--- Start Material for the task ---

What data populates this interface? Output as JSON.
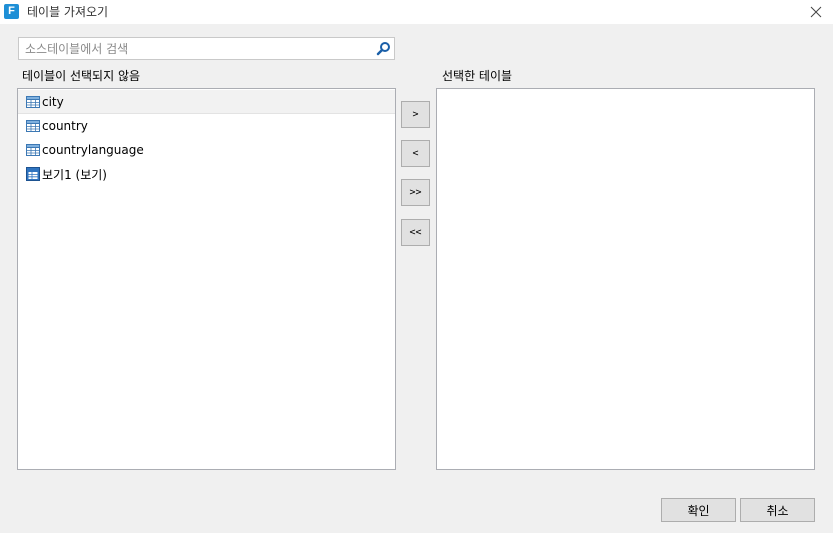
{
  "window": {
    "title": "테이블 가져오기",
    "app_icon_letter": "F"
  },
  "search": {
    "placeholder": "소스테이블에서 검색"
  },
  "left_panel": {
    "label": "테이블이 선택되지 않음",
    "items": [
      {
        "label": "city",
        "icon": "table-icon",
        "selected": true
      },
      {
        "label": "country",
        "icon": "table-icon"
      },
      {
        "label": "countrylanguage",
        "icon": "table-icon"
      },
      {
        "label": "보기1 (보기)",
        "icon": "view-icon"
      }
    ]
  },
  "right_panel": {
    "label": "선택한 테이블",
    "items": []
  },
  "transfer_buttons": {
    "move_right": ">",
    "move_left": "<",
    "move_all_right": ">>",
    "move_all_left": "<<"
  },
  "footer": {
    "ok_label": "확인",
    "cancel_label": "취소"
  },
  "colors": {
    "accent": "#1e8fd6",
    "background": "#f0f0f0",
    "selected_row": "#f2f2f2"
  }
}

--- End Material for the task ---
--- Start Material for the task ---

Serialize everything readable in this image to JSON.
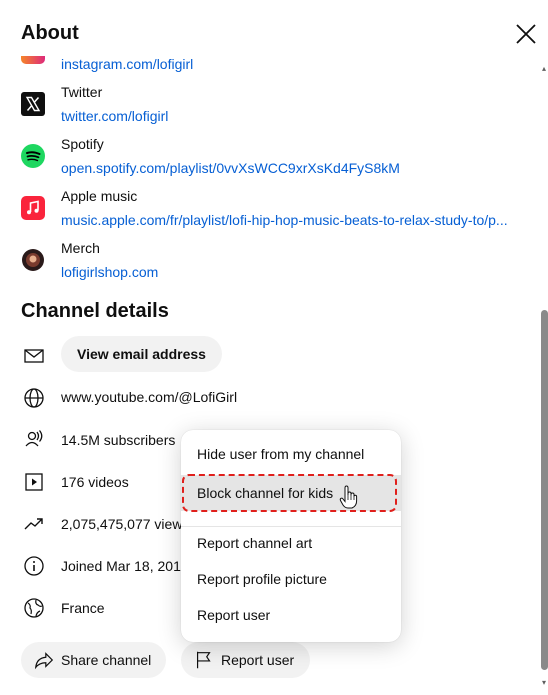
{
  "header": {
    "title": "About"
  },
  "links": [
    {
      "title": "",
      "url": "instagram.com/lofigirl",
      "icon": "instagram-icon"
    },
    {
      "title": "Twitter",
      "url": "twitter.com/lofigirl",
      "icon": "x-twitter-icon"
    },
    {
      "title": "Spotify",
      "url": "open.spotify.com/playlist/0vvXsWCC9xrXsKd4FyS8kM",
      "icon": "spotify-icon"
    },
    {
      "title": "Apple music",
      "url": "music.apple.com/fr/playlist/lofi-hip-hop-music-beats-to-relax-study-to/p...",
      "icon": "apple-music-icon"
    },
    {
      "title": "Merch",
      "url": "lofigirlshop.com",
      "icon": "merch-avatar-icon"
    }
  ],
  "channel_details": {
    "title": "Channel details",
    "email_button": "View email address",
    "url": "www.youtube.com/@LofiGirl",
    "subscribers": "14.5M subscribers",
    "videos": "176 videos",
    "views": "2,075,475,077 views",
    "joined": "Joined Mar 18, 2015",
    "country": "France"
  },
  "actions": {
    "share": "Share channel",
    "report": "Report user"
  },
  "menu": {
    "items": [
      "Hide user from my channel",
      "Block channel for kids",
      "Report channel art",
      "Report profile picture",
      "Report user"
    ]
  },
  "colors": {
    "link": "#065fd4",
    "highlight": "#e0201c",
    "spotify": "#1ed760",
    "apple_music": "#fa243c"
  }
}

--- End Material for the task ---

Task brief: Filter the records above for lines containing the word "Report", and copy those lines.

Written reply:
    "report": "Report user"
      "Report channel art",
      "Report profile picture",
      "Report user"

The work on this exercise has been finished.